(Dataset records)

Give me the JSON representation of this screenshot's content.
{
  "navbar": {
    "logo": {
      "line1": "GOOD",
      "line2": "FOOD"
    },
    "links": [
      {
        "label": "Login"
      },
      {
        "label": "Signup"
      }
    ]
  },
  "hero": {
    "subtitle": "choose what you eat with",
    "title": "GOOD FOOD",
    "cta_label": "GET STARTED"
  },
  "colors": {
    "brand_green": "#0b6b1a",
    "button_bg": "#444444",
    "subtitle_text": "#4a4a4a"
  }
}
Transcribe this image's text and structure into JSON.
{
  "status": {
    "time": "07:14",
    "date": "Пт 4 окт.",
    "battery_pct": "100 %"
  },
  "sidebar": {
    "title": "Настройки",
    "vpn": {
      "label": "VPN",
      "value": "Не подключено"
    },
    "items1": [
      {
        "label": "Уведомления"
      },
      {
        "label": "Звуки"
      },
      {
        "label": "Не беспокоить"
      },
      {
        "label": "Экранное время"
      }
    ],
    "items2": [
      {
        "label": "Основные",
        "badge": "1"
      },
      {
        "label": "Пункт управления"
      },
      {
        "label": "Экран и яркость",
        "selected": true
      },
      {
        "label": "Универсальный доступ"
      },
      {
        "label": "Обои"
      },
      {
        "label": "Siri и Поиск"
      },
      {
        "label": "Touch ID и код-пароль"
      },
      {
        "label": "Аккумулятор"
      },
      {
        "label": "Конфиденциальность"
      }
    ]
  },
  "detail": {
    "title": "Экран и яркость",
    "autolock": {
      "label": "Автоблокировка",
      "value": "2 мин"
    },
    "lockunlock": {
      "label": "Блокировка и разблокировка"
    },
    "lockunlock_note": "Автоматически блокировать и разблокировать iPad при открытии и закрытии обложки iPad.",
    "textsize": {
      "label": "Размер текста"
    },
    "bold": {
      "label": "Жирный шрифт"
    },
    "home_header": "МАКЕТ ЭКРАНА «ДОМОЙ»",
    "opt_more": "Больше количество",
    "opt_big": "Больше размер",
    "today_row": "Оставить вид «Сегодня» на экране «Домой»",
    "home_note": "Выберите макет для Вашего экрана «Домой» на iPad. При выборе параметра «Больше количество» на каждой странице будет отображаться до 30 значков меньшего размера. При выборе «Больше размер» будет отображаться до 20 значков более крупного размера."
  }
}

**EXERCISE PROMPT:** Write out the entries above word for word.

**FINISHED TASK:**
Give me the JSON representation of this screenshot's content.
{
  "navbar": {
    "logo": {
      "line1": "GOOD",
      "line2": "FOOD"
    },
    "links": [
      {
        "label": "Login"
      },
      {
        "label": "Signup"
      }
    ]
  },
  "hero": {
    "subtitle": "choose what you eat with",
    "title": "GOOD FOOD",
    "cta_label": "GET STARTED"
  },
  "colors": {
    "brand_green": "#0b6b1a",
    "button_bg": "#444444",
    "subtitle_text": "#4a4a4a"
  }
}
Transcribe this image's text and structure into JSON.
{
  "status": {
    "time": "07:14",
    "date": "Пт 4 окт.",
    "battery_pct": "100 %"
  },
  "sidebar": {
    "title": "Настройки",
    "vpn": {
      "label": "VPN",
      "value": "Не подключено"
    },
    "items1": [
      {
        "label": "Уведомления"
      },
      {
        "label": "Звуки"
      },
      {
        "label": "Не беспокоить"
      },
      {
        "label": "Экранное время"
      }
    ],
    "items2": [
      {
        "label": "Основные",
        "badge": "1"
      },
      {
        "label": "Пункт управления"
      },
      {
        "label": "Экран и яркость",
        "selected": true
      },
      {
        "label": "Универсальный доступ"
      },
      {
        "label": "Обои"
      },
      {
        "label": "Siri и Поиск"
      },
      {
        "label": "Touch ID и код-пароль"
      },
      {
        "label": "Аккумулятор"
      },
      {
        "label": "Конфиденциальность"
      }
    ]
  },
  "detail": {
    "title": "Экран и яркость",
    "autolock": {
      "label": "Автоблокировка",
      "value": "2 мин"
    },
    "lockunlock": {
      "label": "Блокировка и разблокировка"
    },
    "lockunlock_note": "Автоматически блокировать и разблокировать iPad при открытии и закрытии обложки iPad.",
    "textsize": {
      "label": "Размер текста"
    },
    "bold": {
      "label": "Жирный шрифт"
    },
    "home_header": "МАКЕТ ЭКРАНА «ДОМОЙ»",
    "opt_more": "Больше количество",
    "opt_big": "Больше размер",
    "today_row": "Оставить вид «Сегодня» на экране «Домой»",
    "home_note": "Выберите макет для Вашего экрана «Домой» на iPad. При выборе параметра «Больше количество» на каждой странице будет отображаться до 30 значков меньшего размера. При выборе «Больше размер» будет отображаться до 20 значков более крупного размера."
  }
}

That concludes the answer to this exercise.